DO THIS: All records must be quoted exactly. Omit the pictures.
* Begin GIVEN RECORDS *
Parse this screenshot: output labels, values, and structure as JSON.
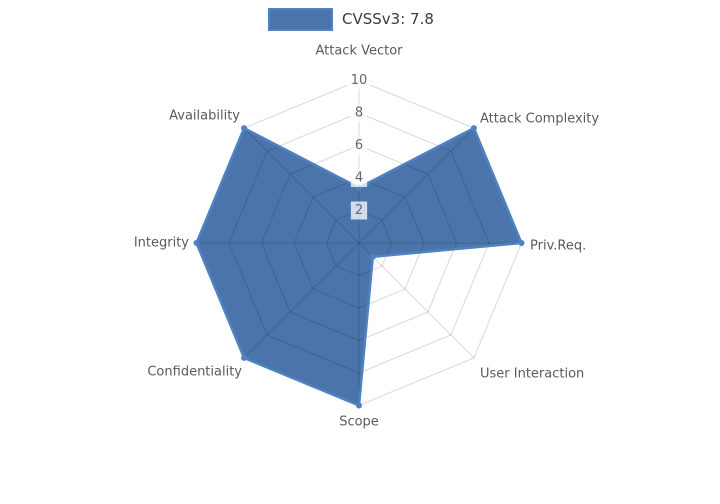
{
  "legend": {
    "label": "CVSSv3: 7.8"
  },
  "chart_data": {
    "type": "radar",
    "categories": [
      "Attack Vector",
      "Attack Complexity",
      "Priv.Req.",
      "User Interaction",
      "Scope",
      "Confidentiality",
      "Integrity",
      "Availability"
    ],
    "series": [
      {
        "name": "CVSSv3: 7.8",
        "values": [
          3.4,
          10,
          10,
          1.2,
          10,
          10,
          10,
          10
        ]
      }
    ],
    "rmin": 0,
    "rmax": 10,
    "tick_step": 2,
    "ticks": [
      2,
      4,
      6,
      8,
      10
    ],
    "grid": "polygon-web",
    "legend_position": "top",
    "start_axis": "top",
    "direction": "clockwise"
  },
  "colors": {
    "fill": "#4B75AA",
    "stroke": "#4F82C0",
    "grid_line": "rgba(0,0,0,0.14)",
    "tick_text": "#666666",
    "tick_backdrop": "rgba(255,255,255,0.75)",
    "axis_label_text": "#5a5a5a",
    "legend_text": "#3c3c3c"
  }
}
* End GIVEN RECORDS *
OUTPUT OF THE TASK:
Parse this screenshot: output labels, values, and structure as JSON.
{
  "legend": {
    "label": "CVSSv3: 7.8"
  },
  "chart_data": {
    "type": "radar",
    "categories": [
      "Attack Vector",
      "Attack Complexity",
      "Priv.Req.",
      "User Interaction",
      "Scope",
      "Confidentiality",
      "Integrity",
      "Availability"
    ],
    "series": [
      {
        "name": "CVSSv3: 7.8",
        "values": [
          3.4,
          10,
          10,
          1.2,
          10,
          10,
          10,
          10
        ]
      }
    ],
    "rmin": 0,
    "rmax": 10,
    "tick_step": 2,
    "ticks": [
      2,
      4,
      6,
      8,
      10
    ],
    "grid": "polygon-web",
    "legend_position": "top",
    "start_axis": "top",
    "direction": "clockwise"
  },
  "colors": {
    "fill": "#4B75AA",
    "stroke": "#4F82C0",
    "grid_line": "rgba(0,0,0,0.14)",
    "tick_text": "#666666",
    "tick_backdrop": "rgba(255,255,255,0.75)",
    "axis_label_text": "#5a5a5a",
    "legend_text": "#3c3c3c"
  }
}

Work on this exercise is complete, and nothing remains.